- **Directive**
Give every entry again, word for word.

- **The input**
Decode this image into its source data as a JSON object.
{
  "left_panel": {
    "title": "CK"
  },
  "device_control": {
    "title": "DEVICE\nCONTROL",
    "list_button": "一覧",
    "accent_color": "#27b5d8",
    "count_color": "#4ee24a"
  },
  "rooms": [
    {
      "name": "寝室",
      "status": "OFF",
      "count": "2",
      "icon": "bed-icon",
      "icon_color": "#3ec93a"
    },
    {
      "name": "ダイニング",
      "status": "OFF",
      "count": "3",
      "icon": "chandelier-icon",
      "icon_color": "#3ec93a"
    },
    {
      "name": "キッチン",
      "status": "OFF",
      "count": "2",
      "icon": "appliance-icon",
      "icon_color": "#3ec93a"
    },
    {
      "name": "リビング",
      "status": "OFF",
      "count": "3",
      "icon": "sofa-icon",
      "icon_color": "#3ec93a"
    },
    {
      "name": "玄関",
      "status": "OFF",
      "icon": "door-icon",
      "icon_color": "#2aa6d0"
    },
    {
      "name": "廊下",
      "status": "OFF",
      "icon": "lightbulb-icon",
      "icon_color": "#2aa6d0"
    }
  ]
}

- **The answer**
Decode this image into its source data as a JSON object.
{
  "left_panel": {
    "title": "CK"
  },
  "device_control": {
    "title": "DEVICE\nCONTROL",
    "list_button": "一覧",
    "accent_color": "#27b5d8",
    "count_color": "#4ee24a"
  },
  "rooms": [
    {
      "name": "寝室",
      "status": "OFF",
      "count": "2",
      "icon": "bed-icon",
      "icon_color": "#3ec93a"
    },
    {
      "name": "ダイニング",
      "status": "OFF",
      "count": "3",
      "icon": "chandelier-icon",
      "icon_color": "#3ec93a"
    },
    {
      "name": "キッチン",
      "status": "OFF",
      "count": "2",
      "icon": "appliance-icon",
      "icon_color": "#3ec93a"
    },
    {
      "name": "リビング",
      "status": "OFF",
      "count": "3",
      "icon": "sofa-icon",
      "icon_color": "#3ec93a"
    },
    {
      "name": "玄関",
      "status": "OFF",
      "icon": "door-icon",
      "icon_color": "#2aa6d0"
    },
    {
      "name": "廊下",
      "status": "OFF",
      "icon": "lightbulb-icon",
      "icon_color": "#2aa6d0"
    }
  ]
}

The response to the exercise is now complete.